(Extracted information):
^^^^^^^^^^^^^^^^

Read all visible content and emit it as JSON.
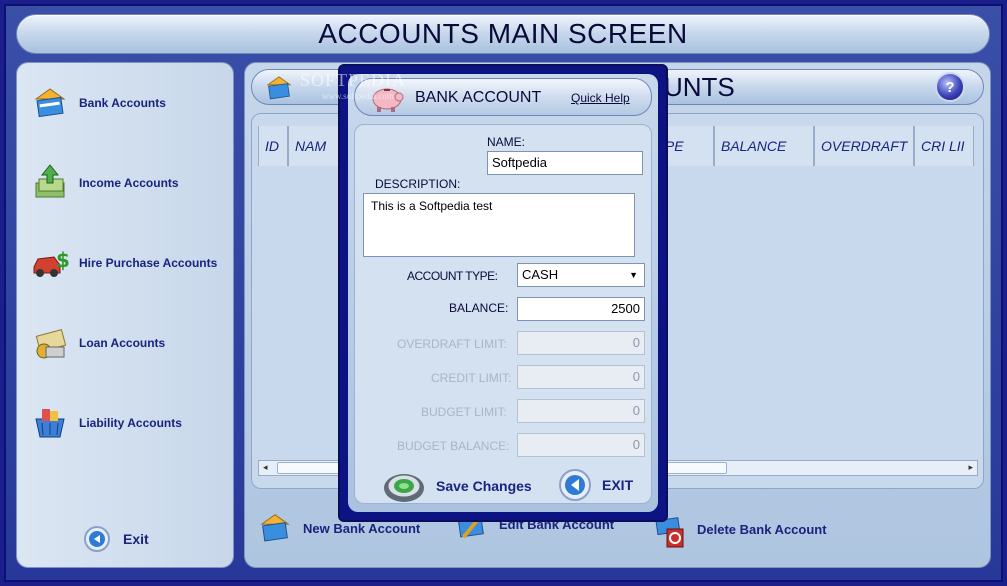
{
  "main_title": "ACCOUNTS MAIN SCREEN",
  "sidebar": {
    "items": [
      {
        "label": "Bank Accounts",
        "icon": "bank-card-icon"
      },
      {
        "label": "Income Accounts",
        "icon": "income-money-icon"
      },
      {
        "label": "Hire Purchase Accounts",
        "icon": "car-dollar-icon"
      },
      {
        "label": "Loan Accounts",
        "icon": "loan-money-icon"
      },
      {
        "label": "Liability Accounts",
        "icon": "shopping-basket-icon"
      }
    ],
    "exit_label": "Exit"
  },
  "content": {
    "header_title_visible": "UNTS",
    "columns": [
      "ID",
      "NAM",
      "TYPE",
      "BALANCE",
      "OVERDRAFT",
      "CRI LII"
    ],
    "actions": {
      "new": "New Bank Account",
      "edit": "Edit Bank Account",
      "delete": "Delete Bank Account"
    }
  },
  "watermark": {
    "main": "SOFTPEDIA",
    "sub": "www.softpedia.com"
  },
  "dialog": {
    "title": "BANK ACCOUNT",
    "quick_help": "Quick Help",
    "name_label": "NAME:",
    "name_value": "Softpedia",
    "description_label": "DESCRIPTION:",
    "description_value": "This is a Softpedia test",
    "account_type_label": "ACCOUNT TYPE:",
    "account_type_value": "CASH",
    "balance_label": "BALANCE:",
    "balance_value": "2500",
    "overdraft_limit_label": "OVERDRAFT LIMIT:",
    "overdraft_limit_value": "0",
    "credit_limit_label": "CREDIT LIMIT:",
    "credit_limit_value": "0",
    "budget_limit_label": "BUDGET LIMIT:",
    "budget_limit_value": "0",
    "budget_balance_label": "BUDGET BALANCE:",
    "budget_balance_value": "0",
    "save_label": "Save Changes",
    "exit_label": "EXIT"
  },
  "colors": {
    "frame": "#1a1f8c",
    "accent": "#1a237e",
    "dialog_border": "#0e1383"
  }
}
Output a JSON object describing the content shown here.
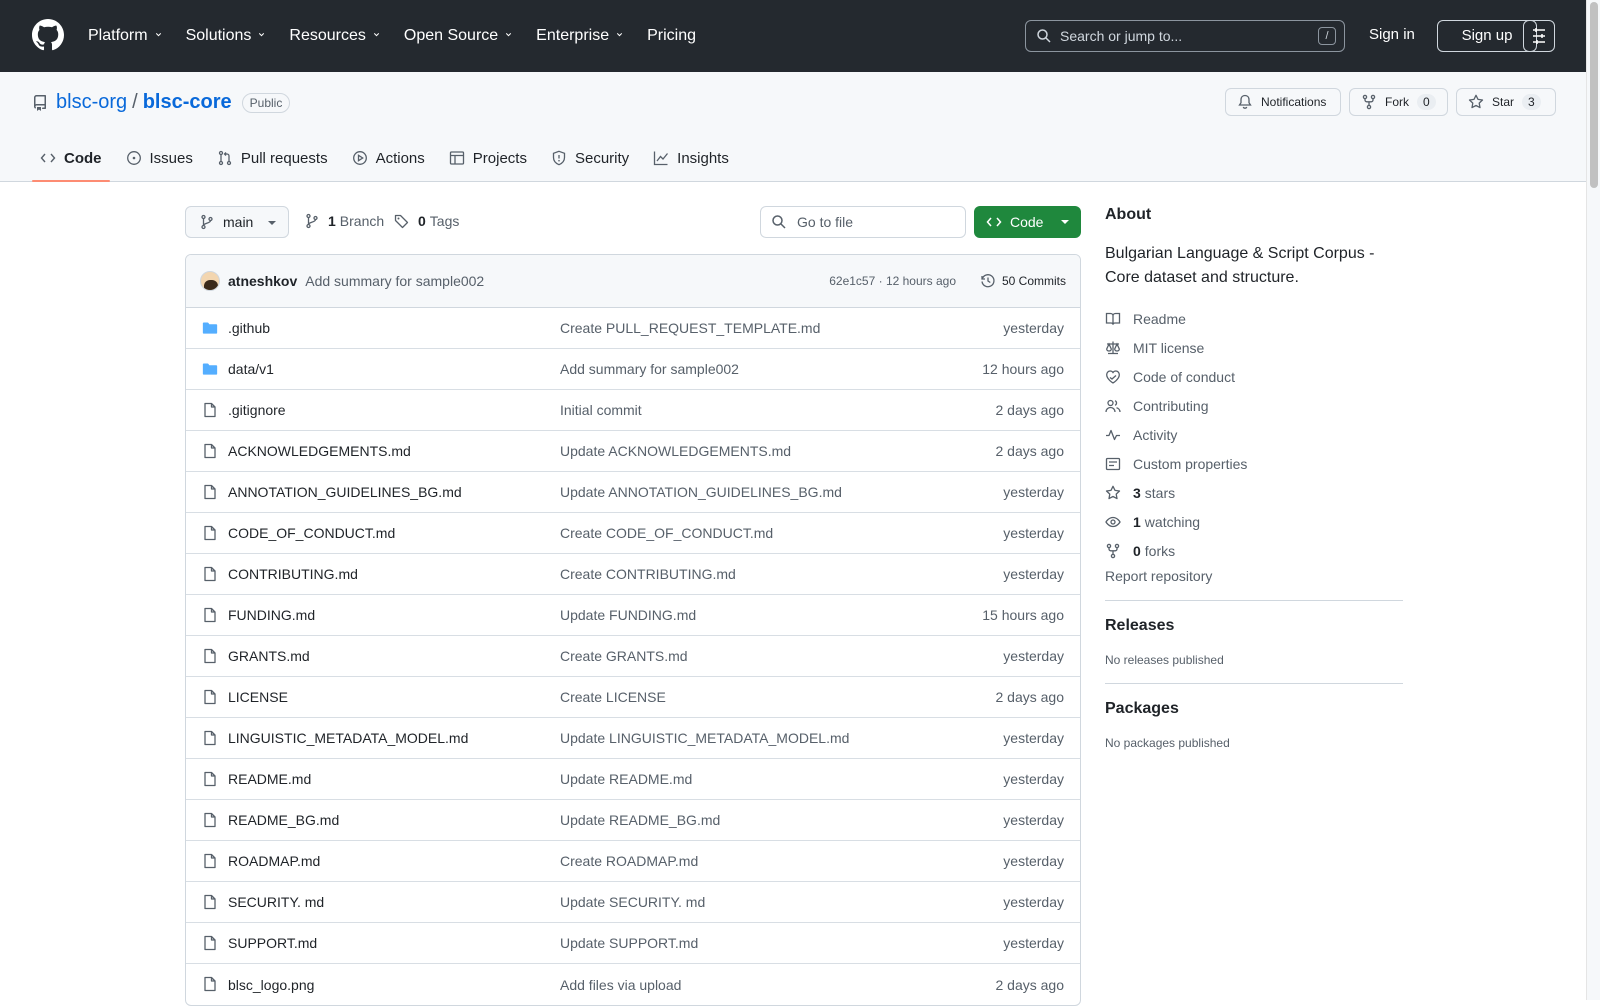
{
  "topnav": {
    "items": [
      {
        "label": "Platform",
        "has_menu": true
      },
      {
        "label": "Solutions",
        "has_menu": true
      },
      {
        "label": "Resources",
        "has_menu": true
      },
      {
        "label": "Open Source",
        "has_menu": true
      },
      {
        "label": "Enterprise",
        "has_menu": true
      },
      {
        "label": "Pricing",
        "has_menu": false
      }
    ],
    "search_placeholder": "Search or jump to...",
    "search_shortcut": "/",
    "signin": "Sign in",
    "signup": "Sign up"
  },
  "repo": {
    "owner": "blsc-org",
    "separator": "/",
    "name": "blsc-core",
    "visibility": "Public",
    "notifications": "Notifications",
    "fork_label": "Fork",
    "fork_count": "0",
    "star_label": "Star",
    "star_count": "3"
  },
  "tabs": [
    {
      "label": "Code",
      "icon": "code-icon",
      "active": true
    },
    {
      "label": "Issues",
      "icon": "issue-icon",
      "active": false
    },
    {
      "label": "Pull requests",
      "icon": "pull-request-icon",
      "active": false
    },
    {
      "label": "Actions",
      "icon": "play-icon",
      "active": false
    },
    {
      "label": "Projects",
      "icon": "table-icon",
      "active": false
    },
    {
      "label": "Security",
      "icon": "shield-icon",
      "active": false
    },
    {
      "label": "Insights",
      "icon": "graph-icon",
      "active": false
    }
  ],
  "toolbar": {
    "branch": "main",
    "branch_count": "1",
    "branch_label": "Branch",
    "tag_count": "0",
    "tag_label": "Tags",
    "goto_placeholder": "Go to file",
    "code_button": "Code"
  },
  "latest_commit": {
    "author": "atneshkov",
    "message": "Add summary for sample002",
    "sha_time": "62e1c57 · 12 hours ago",
    "commits": "50 Commits"
  },
  "files": [
    {
      "type": "dir",
      "name": ".github",
      "message": "Create PULL_REQUEST_TEMPLATE.md",
      "date": "yesterday"
    },
    {
      "type": "dir",
      "name": "data/v1",
      "message": "Add summary for sample002",
      "date": "12 hours ago"
    },
    {
      "type": "file",
      "name": ".gitignore",
      "message": "Initial commit",
      "date": "2 days ago"
    },
    {
      "type": "file",
      "name": "ACKNOWLEDGEMENTS.md",
      "message": "Update ACKNOWLEDGEMENTS.md",
      "date": "2 days ago"
    },
    {
      "type": "file",
      "name": "ANNOTATION_GUIDELINES_BG.md",
      "message": "Update ANNOTATION_GUIDELINES_BG.md",
      "date": "yesterday"
    },
    {
      "type": "file",
      "name": "CODE_OF_CONDUCT.md",
      "message": "Create CODE_OF_CONDUCT.md",
      "date": "yesterday"
    },
    {
      "type": "file",
      "name": "CONTRIBUTING.md",
      "message": "Create CONTRIBUTING.md",
      "date": "yesterday"
    },
    {
      "type": "file",
      "name": "FUNDING.md",
      "message": "Update FUNDING.md",
      "date": "15 hours ago"
    },
    {
      "type": "file",
      "name": "GRANTS.md",
      "message": "Create GRANTS.md",
      "date": "yesterday"
    },
    {
      "type": "file",
      "name": "LICENSE",
      "message": "Create LICENSE",
      "date": "2 days ago"
    },
    {
      "type": "file",
      "name": "LINGUISTIC_METADATA_MODEL.md",
      "message": "Update LINGUISTIC_METADATA_MODEL.md",
      "date": "yesterday"
    },
    {
      "type": "file",
      "name": "README.md",
      "message": "Update README.md",
      "date": "yesterday"
    },
    {
      "type": "file",
      "name": "README_BG.md",
      "message": "Update README_BG.md",
      "date": "yesterday"
    },
    {
      "type": "file",
      "name": "ROADMAP.md",
      "message": "Create ROADMAP.md",
      "date": "yesterday"
    },
    {
      "type": "file",
      "name": "SECURITY. md",
      "message": "Update SECURITY. md",
      "date": "yesterday"
    },
    {
      "type": "file",
      "name": "SUPPORT.md",
      "message": "Update SUPPORT.md",
      "date": "yesterday"
    },
    {
      "type": "file",
      "name": "blsc_logo.png",
      "message": "Add files via upload",
      "date": "2 days ago"
    }
  ],
  "about": {
    "title": "About",
    "description": "Bulgarian Language & Script Corpus - Core dataset and structure.",
    "links": [
      {
        "icon": "book-icon",
        "count": "",
        "label": "Readme"
      },
      {
        "icon": "law-icon",
        "count": "",
        "label": "MIT license"
      },
      {
        "icon": "heart-icon",
        "count": "",
        "label": "Code of conduct"
      },
      {
        "icon": "people-icon",
        "count": "",
        "label": "Contributing"
      },
      {
        "icon": "pulse-icon",
        "count": "",
        "label": "Activity"
      },
      {
        "icon": "note-icon",
        "count": "",
        "label": "Custom properties"
      },
      {
        "icon": "star-icon",
        "count": "3",
        "label": "stars"
      },
      {
        "icon": "eye-icon",
        "count": "1",
        "label": "watching"
      },
      {
        "icon": "fork-icon",
        "count": "0",
        "label": "forks"
      }
    ],
    "report": "Report repository"
  },
  "releases": {
    "title": "Releases",
    "subtitle": "No releases published"
  },
  "packages": {
    "title": "Packages",
    "subtitle": "No packages published"
  },
  "colors": {
    "header_bg": "#24292f",
    "link": "#0969da",
    "code_button": "#1f883d",
    "folder": "#54aeff",
    "active_tab": "#fd8c73"
  }
}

^^^^^^^^^^^^^^^^

(Requirement):
Pictures in the data above should not be copied; transcribe everything else exactly.

(Solution to this problem):
Read all visible content and emit it as JSON.
{
  "main_title": "ACCOUNTS MAIN SCREEN",
  "sidebar": {
    "items": [
      {
        "label": "Bank Accounts",
        "icon": "bank-card-icon"
      },
      {
        "label": "Income Accounts",
        "icon": "income-money-icon"
      },
      {
        "label": "Hire Purchase Accounts",
        "icon": "car-dollar-icon"
      },
      {
        "label": "Loan Accounts",
        "icon": "loan-money-icon"
      },
      {
        "label": "Liability Accounts",
        "icon": "shopping-basket-icon"
      }
    ],
    "exit_label": "Exit"
  },
  "content": {
    "header_title_visible": "UNTS",
    "columns": [
      "ID",
      "NAM",
      "TYPE",
      "BALANCE",
      "OVERDRAFT",
      "CRI LII"
    ],
    "actions": {
      "new": "New Bank Account",
      "edit": "Edit Bank Account",
      "delete": "Delete Bank Account"
    }
  },
  "watermark": {
    "main": "SOFTPEDIA",
    "sub": "www.softpedia.com"
  },
  "dialog": {
    "title": "BANK ACCOUNT",
    "quick_help": "Quick Help",
    "name_label": "NAME:",
    "name_value": "Softpedia",
    "description_label": "DESCRIPTION:",
    "description_value": "This is a Softpedia test",
    "account_type_label": "ACCOUNT TYPE:",
    "account_type_value": "CASH",
    "balance_label": "BALANCE:",
    "balance_value": "2500",
    "overdraft_limit_label": "OVERDRAFT LIMIT:",
    "overdraft_limit_value": "0",
    "credit_limit_label": "CREDIT LIMIT:",
    "credit_limit_value": "0",
    "budget_limit_label": "BUDGET LIMIT:",
    "budget_limit_value": "0",
    "budget_balance_label": "BUDGET BALANCE:",
    "budget_balance_value": "0",
    "save_label": "Save Changes",
    "exit_label": "EXIT"
  },
  "colors": {
    "frame": "#1a1f8c",
    "accent": "#1a237e",
    "dialog_border": "#0e1383"
  }
}
Output a JSON object describing the content shown here.
{
  "topnav": {
    "items": [
      {
        "label": "Platform",
        "has_menu": true
      },
      {
        "label": "Solutions",
        "has_menu": true
      },
      {
        "label": "Resources",
        "has_menu": true
      },
      {
        "label": "Open Source",
        "has_menu": true
      },
      {
        "label": "Enterprise",
        "has_menu": true
      },
      {
        "label": "Pricing",
        "has_menu": false
      }
    ],
    "search_placeholder": "Search or jump to...",
    "search_shortcut": "/",
    "signin": "Sign in",
    "signup": "Sign up"
  },
  "repo": {
    "owner": "blsc-org",
    "separator": "/",
    "name": "blsc-core",
    "visibility": "Public",
    "notifications": "Notifications",
    "fork_label": "Fork",
    "fork_count": "0",
    "star_label": "Star",
    "star_count": "3"
  },
  "tabs": [
    {
      "label": "Code",
      "icon": "code-icon",
      "active": true
    },
    {
      "label": "Issues",
      "icon": "issue-icon",
      "active": false
    },
    {
      "label": "Pull requests",
      "icon": "pull-request-icon",
      "active": false
    },
    {
      "label": "Actions",
      "icon": "play-icon",
      "active": false
    },
    {
      "label": "Projects",
      "icon": "table-icon",
      "active": false
    },
    {
      "label": "Security",
      "icon": "shield-icon",
      "active": false
    },
    {
      "label": "Insights",
      "icon": "graph-icon",
      "active": false
    }
  ],
  "toolbar": {
    "branch": "main",
    "branch_count": "1",
    "branch_label": "Branch",
    "tag_count": "0",
    "tag_label": "Tags",
    "goto_placeholder": "Go to file",
    "code_button": "Code"
  },
  "latest_commit": {
    "author": "atneshkov",
    "message": "Add summary for sample002",
    "sha_time": "62e1c57 · 12 hours ago",
    "commits": "50 Commits"
  },
  "files": [
    {
      "type": "dir",
      "name": ".github",
      "message": "Create PULL_REQUEST_TEMPLATE.md",
      "date": "yesterday"
    },
    {
      "type": "dir",
      "name": "data/v1",
      "message": "Add summary for sample002",
      "date": "12 hours ago"
    },
    {
      "type": "file",
      "name": ".gitignore",
      "message": "Initial commit",
      "date": "2 days ago"
    },
    {
      "type": "file",
      "name": "ACKNOWLEDGEMENTS.md",
      "message": "Update ACKNOWLEDGEMENTS.md",
      "date": "2 days ago"
    },
    {
      "type": "file",
      "name": "ANNOTATION_GUIDELINES_BG.md",
      "message": "Update ANNOTATION_GUIDELINES_BG.md",
      "date": "yesterday"
    },
    {
      "type": "file",
      "name": "CODE_OF_CONDUCT.md",
      "message": "Create CODE_OF_CONDUCT.md",
      "date": "yesterday"
    },
    {
      "type": "file",
      "name": "CONTRIBUTING.md",
      "message": "Create CONTRIBUTING.md",
      "date": "yesterday"
    },
    {
      "type": "file",
      "name": "FUNDING.md",
      "message": "Update FUNDING.md",
      "date": "15 hours ago"
    },
    {
      "type": "file",
      "name": "GRANTS.md",
      "message": "Create GRANTS.md",
      "date": "yesterday"
    },
    {
      "type": "file",
      "name": "LICENSE",
      "message": "Create LICENSE",
      "date": "2 days ago"
    },
    {
      "type": "file",
      "name": "LINGUISTIC_METADATA_MODEL.md",
      "message": "Update LINGUISTIC_METADATA_MODEL.md",
      "date": "yesterday"
    },
    {
      "type": "file",
      "name": "README.md",
      "message": "Update README.md",
      "date": "yesterday"
    },
    {
      "type": "file",
      "name": "README_BG.md",
      "message": "Update README_BG.md",
      "date": "yesterday"
    },
    {
      "type": "file",
      "name": "ROADMAP.md",
      "message": "Create ROADMAP.md",
      "date": "yesterday"
    },
    {
      "type": "file",
      "name": "SECURITY. md",
      "message": "Update SECURITY. md",
      "date": "yesterday"
    },
    {
      "type": "file",
      "name": "SUPPORT.md",
      "message": "Update SUPPORT.md",
      "date": "yesterday"
    },
    {
      "type": "file",
      "name": "blsc_logo.png",
      "message": "Add files via upload",
      "date": "2 days ago"
    }
  ],
  "about": {
    "title": "About",
    "description": "Bulgarian Language & Script Corpus - Core dataset and structure.",
    "links": [
      {
        "icon": "book-icon",
        "count": "",
        "label": "Readme"
      },
      {
        "icon": "law-icon",
        "count": "",
        "label": "MIT license"
      },
      {
        "icon": "heart-icon",
        "count": "",
        "label": "Code of conduct"
      },
      {
        "icon": "people-icon",
        "count": "",
        "label": "Contributing"
      },
      {
        "icon": "pulse-icon",
        "count": "",
        "label": "Activity"
      },
      {
        "icon": "note-icon",
        "count": "",
        "label": "Custom properties"
      },
      {
        "icon": "star-icon",
        "count": "3",
        "label": "stars"
      },
      {
        "icon": "eye-icon",
        "count": "1",
        "label": "watching"
      },
      {
        "icon": "fork-icon",
        "count": "0",
        "label": "forks"
      }
    ],
    "report": "Report repository"
  },
  "releases": {
    "title": "Releases",
    "subtitle": "No releases published"
  },
  "packages": {
    "title": "Packages",
    "subtitle": "No packages published"
  },
  "colors": {
    "header_bg": "#24292f",
    "link": "#0969da",
    "code_button": "#1f883d",
    "folder": "#54aeff",
    "active_tab": "#fd8c73"
  }
}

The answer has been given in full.